<<<<

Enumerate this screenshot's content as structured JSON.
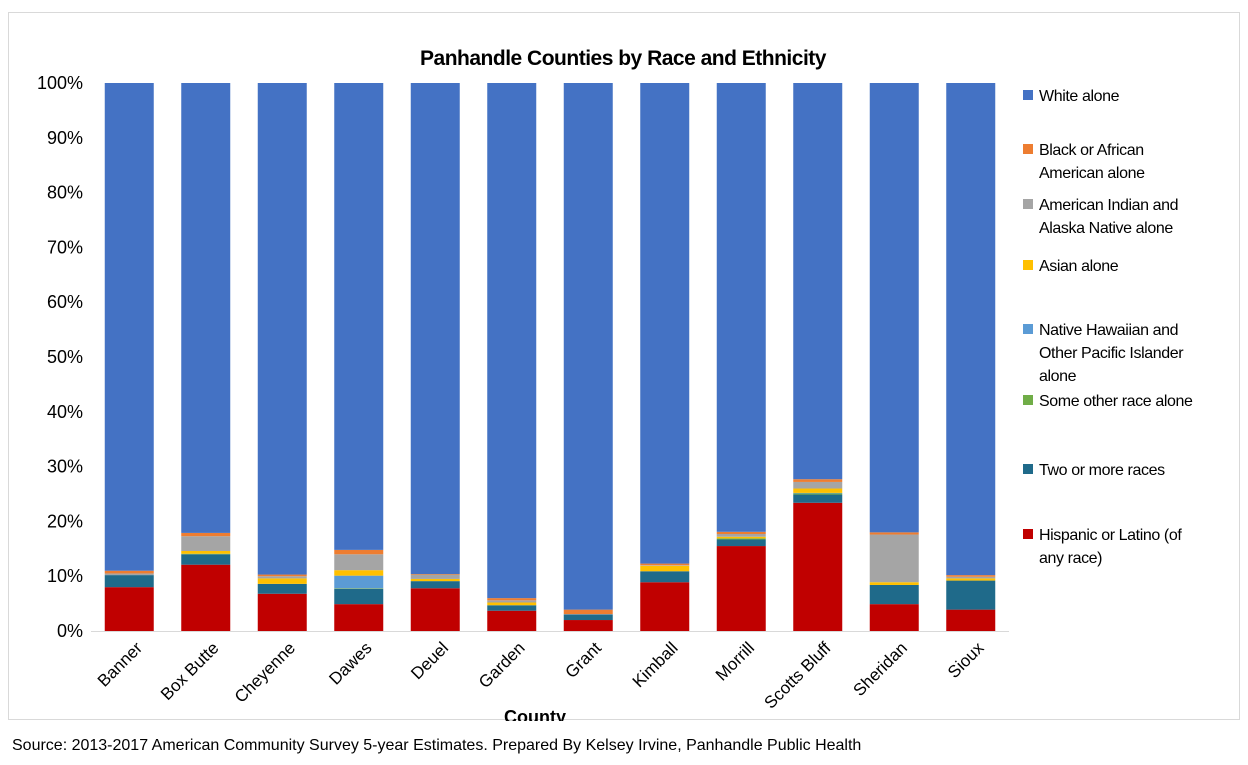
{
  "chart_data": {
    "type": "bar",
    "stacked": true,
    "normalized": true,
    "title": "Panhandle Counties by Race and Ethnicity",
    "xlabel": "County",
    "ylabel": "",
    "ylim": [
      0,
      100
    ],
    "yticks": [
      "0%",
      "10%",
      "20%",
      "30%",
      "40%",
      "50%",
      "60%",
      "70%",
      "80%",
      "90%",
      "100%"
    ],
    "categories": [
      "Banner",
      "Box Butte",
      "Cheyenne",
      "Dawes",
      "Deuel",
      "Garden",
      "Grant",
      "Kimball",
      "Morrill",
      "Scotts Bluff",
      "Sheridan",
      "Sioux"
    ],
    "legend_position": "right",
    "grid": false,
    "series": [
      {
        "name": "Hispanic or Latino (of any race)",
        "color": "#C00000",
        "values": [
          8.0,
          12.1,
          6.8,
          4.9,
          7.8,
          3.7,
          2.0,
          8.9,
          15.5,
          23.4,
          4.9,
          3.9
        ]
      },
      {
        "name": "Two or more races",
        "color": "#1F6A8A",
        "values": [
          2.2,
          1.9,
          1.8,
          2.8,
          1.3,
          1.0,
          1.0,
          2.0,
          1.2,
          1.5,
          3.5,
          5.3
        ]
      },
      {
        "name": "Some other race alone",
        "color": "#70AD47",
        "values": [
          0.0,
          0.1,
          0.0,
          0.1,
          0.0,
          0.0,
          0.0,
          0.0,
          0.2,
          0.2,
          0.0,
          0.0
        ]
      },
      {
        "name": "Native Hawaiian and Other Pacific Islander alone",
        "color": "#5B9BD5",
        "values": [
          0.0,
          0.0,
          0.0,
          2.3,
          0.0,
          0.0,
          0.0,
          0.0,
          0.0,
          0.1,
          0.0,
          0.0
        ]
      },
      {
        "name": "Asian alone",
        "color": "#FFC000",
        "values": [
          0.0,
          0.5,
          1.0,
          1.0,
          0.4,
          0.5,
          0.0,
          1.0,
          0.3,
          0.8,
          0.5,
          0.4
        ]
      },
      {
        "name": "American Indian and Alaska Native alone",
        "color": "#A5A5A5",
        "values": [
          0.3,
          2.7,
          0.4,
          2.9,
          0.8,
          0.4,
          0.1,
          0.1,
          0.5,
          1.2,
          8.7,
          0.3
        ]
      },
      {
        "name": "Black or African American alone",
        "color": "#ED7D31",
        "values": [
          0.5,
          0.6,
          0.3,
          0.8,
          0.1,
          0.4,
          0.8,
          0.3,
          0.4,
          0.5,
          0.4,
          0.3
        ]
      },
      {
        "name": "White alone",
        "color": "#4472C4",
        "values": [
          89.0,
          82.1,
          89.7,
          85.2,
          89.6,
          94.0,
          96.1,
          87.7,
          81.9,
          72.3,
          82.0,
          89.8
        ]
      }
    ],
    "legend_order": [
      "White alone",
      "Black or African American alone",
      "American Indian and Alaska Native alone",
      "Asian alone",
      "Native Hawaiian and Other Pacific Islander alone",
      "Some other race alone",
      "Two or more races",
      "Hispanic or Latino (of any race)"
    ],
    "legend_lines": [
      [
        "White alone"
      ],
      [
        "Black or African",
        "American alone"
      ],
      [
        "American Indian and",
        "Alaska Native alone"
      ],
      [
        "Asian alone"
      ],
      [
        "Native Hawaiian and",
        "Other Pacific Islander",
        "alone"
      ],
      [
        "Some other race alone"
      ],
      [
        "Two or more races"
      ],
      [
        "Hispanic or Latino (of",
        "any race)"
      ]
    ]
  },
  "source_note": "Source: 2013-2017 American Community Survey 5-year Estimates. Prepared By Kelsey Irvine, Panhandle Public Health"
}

>>>>
<<<<

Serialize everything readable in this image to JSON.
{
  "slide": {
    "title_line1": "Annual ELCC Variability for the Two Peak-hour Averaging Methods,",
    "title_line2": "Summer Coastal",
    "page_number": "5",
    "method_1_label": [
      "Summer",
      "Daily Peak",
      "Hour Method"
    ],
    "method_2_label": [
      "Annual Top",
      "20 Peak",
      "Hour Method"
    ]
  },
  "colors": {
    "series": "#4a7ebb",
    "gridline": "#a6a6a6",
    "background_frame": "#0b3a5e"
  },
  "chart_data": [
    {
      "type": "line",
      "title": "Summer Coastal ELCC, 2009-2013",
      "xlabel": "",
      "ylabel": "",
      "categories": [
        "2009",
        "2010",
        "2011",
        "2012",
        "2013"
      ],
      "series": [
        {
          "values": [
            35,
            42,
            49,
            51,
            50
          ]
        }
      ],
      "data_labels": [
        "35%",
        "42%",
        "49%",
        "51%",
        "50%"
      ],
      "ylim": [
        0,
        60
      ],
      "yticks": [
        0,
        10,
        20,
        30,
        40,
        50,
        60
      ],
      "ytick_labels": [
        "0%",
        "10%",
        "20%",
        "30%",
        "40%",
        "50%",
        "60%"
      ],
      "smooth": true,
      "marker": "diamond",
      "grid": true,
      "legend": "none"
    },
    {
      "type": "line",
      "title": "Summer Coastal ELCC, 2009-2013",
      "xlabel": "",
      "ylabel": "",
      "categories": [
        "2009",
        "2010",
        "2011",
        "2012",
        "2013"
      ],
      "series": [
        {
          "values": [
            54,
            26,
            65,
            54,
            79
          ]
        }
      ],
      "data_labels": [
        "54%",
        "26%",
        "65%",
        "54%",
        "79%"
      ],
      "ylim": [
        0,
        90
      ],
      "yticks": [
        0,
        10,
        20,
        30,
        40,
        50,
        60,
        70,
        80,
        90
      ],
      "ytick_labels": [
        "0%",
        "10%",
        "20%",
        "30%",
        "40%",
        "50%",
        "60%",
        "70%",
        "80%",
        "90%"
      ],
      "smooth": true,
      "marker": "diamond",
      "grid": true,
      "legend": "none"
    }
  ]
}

>>>>

State how many lines of the listing above hold the word "Peak", with nothing but the number.

# Written answer
3